Boxed element entries:
******

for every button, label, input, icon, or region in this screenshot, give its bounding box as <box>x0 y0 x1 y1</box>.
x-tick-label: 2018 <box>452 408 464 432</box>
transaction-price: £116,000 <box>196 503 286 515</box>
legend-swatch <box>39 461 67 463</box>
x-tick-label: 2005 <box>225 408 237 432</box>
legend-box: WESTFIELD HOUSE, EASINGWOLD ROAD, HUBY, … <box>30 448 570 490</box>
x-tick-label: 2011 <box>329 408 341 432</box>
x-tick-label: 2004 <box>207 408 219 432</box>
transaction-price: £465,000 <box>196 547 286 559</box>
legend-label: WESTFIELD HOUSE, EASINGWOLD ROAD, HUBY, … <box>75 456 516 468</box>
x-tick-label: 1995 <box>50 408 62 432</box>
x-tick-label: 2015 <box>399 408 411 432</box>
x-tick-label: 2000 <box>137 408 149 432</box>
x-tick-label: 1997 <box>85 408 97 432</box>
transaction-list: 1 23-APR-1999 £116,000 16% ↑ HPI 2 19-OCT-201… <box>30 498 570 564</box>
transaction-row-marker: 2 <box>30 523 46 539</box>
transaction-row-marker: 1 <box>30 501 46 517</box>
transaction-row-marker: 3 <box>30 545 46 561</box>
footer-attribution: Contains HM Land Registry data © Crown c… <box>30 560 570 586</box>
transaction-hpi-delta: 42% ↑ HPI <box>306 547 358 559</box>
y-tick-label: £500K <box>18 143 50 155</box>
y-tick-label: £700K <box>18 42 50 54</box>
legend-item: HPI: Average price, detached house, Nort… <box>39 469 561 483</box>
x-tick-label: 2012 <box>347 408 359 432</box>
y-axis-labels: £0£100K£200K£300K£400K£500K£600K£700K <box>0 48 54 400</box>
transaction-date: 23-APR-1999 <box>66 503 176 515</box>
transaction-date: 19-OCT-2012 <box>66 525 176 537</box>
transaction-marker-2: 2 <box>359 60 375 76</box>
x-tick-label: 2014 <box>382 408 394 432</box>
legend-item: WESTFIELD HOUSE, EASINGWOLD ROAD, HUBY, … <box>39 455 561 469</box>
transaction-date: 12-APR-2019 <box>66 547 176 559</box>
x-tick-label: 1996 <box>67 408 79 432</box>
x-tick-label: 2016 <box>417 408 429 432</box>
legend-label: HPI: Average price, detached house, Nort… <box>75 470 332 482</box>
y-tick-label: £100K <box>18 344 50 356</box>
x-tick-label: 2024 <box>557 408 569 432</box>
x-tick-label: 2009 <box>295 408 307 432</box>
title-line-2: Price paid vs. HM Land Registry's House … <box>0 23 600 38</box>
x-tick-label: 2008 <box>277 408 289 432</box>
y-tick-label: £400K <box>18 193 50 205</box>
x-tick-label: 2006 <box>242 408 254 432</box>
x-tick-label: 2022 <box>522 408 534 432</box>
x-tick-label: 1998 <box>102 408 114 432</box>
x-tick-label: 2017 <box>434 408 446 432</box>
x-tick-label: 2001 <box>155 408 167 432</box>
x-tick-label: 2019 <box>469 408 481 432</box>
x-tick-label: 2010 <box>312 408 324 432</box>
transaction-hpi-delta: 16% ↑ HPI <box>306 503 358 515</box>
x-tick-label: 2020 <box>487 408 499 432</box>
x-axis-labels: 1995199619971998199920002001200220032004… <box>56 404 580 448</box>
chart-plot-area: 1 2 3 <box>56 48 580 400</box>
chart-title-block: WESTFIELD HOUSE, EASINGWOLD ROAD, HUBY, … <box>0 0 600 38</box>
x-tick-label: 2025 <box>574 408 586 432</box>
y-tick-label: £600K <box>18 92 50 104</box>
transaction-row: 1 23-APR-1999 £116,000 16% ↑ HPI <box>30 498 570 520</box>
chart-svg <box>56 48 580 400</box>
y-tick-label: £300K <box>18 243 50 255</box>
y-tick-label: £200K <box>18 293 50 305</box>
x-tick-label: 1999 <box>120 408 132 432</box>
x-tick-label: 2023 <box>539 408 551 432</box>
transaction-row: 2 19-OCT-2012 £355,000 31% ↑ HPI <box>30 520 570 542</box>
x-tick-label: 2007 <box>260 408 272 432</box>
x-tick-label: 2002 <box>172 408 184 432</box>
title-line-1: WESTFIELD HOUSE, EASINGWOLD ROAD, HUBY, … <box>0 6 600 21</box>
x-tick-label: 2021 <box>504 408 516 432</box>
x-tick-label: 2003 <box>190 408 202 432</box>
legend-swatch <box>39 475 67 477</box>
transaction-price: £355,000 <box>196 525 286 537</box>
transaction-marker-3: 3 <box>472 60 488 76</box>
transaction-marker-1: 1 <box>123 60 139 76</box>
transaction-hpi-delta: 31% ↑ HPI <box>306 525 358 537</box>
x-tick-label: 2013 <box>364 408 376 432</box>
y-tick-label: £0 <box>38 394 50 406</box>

******

Update the entries above by replacing every "transaction-price" with "sale-price" and leaving everything else unchanged.

* Answer to the task *
for every button, label, input, icon, or region in this screenshot, give its bounding box as <box>x0 y0 x1 y1</box>.
x-tick-label: 2018 <box>452 408 464 432</box>
sale-price: £116,000 <box>196 503 286 515</box>
legend-swatch <box>39 461 67 463</box>
x-tick-label: 2005 <box>225 408 237 432</box>
legend-box: WESTFIELD HOUSE, EASINGWOLD ROAD, HUBY, … <box>30 448 570 490</box>
x-tick-label: 2011 <box>329 408 341 432</box>
x-tick-label: 2004 <box>207 408 219 432</box>
sale-price: £465,000 <box>196 547 286 559</box>
legend-label: WESTFIELD HOUSE, EASINGWOLD ROAD, HUBY, … <box>75 456 516 468</box>
x-tick-label: 1995 <box>50 408 62 432</box>
x-tick-label: 2015 <box>399 408 411 432</box>
x-tick-label: 2000 <box>137 408 149 432</box>
x-tick-label: 1997 <box>85 408 97 432</box>
transaction-list: 1 23-APR-1999 £116,000 16% ↑ HPI 2 19-OCT-201… <box>30 498 570 564</box>
transaction-row-marker: 2 <box>30 523 46 539</box>
transaction-row-marker: 1 <box>30 501 46 517</box>
transaction-row-marker: 3 <box>30 545 46 561</box>
footer-attribution: Contains HM Land Registry data © Crown c… <box>30 560 570 586</box>
transaction-hpi-delta: 42% ↑ HPI <box>306 547 358 559</box>
y-tick-label: £500K <box>18 143 50 155</box>
y-tick-label: £700K <box>18 42 50 54</box>
legend-item: HPI: Average price, detached house, Nort… <box>39 469 561 483</box>
x-tick-label: 2012 <box>347 408 359 432</box>
y-axis-labels: £0£100K£200K£300K£400K£500K£600K£700K <box>0 48 54 400</box>
transaction-date: 23-APR-1999 <box>66 503 176 515</box>
transaction-date: 19-OCT-2012 <box>66 525 176 537</box>
transaction-marker-2: 2 <box>359 60 375 76</box>
x-tick-label: 2014 <box>382 408 394 432</box>
legend-item: WESTFIELD HOUSE, EASINGWOLD ROAD, HUBY, … <box>39 455 561 469</box>
transaction-date: 12-APR-2019 <box>66 547 176 559</box>
x-tick-label: 1996 <box>67 408 79 432</box>
x-tick-label: 2016 <box>417 408 429 432</box>
legend-label: HPI: Average price, detached house, Nort… <box>75 470 332 482</box>
y-tick-label: £100K <box>18 344 50 356</box>
x-tick-label: 2024 <box>557 408 569 432</box>
x-tick-label: 2009 <box>295 408 307 432</box>
title-line-2: Price paid vs. HM Land Registry's House … <box>0 23 600 38</box>
x-tick-label: 2008 <box>277 408 289 432</box>
y-tick-label: £400K <box>18 193 50 205</box>
x-tick-label: 2006 <box>242 408 254 432</box>
x-tick-label: 2022 <box>522 408 534 432</box>
x-tick-label: 1998 <box>102 408 114 432</box>
x-tick-label: 2017 <box>434 408 446 432</box>
x-tick-label: 2001 <box>155 408 167 432</box>
x-tick-label: 2019 <box>469 408 481 432</box>
x-tick-label: 2010 <box>312 408 324 432</box>
transaction-hpi-delta: 16% ↑ HPI <box>306 503 358 515</box>
x-tick-label: 2020 <box>487 408 499 432</box>
x-axis-labels: 1995199619971998199920002001200220032004… <box>56 404 580 448</box>
chart-plot-area: 1 2 3 <box>56 48 580 400</box>
chart-title-block: WESTFIELD HOUSE, EASINGWOLD ROAD, HUBY, … <box>0 0 600 38</box>
x-tick-label: 2025 <box>574 408 586 432</box>
y-tick-label: £600K <box>18 92 50 104</box>
transaction-row: 1 23-APR-1999 £116,000 16% ↑ HPI <box>30 498 570 520</box>
chart-svg <box>56 48 580 400</box>
y-tick-label: £300K <box>18 243 50 255</box>
y-tick-label: £200K <box>18 293 50 305</box>
x-tick-label: 1999 <box>120 408 132 432</box>
x-tick-label: 2023 <box>539 408 551 432</box>
transaction-row: 2 19-OCT-2012 £355,000 31% ↑ HPI <box>30 520 570 542</box>
x-tick-label: 2007 <box>260 408 272 432</box>
x-tick-label: 2002 <box>172 408 184 432</box>
title-line-1: WESTFIELD HOUSE, EASINGWOLD ROAD, HUBY, … <box>0 6 600 21</box>
x-tick-label: 2021 <box>504 408 516 432</box>
x-tick-label: 2003 <box>190 408 202 432</box>
legend-swatch <box>39 475 67 477</box>
sale-price: £355,000 <box>196 525 286 537</box>
transaction-marker-3: 3 <box>472 60 488 76</box>
transaction-marker-1: 1 <box>123 60 139 76</box>
transaction-hpi-delta: 31% ↑ HPI <box>306 525 358 537</box>
x-tick-label: 2013 <box>364 408 376 432</box>
y-tick-label: £0 <box>38 394 50 406</box>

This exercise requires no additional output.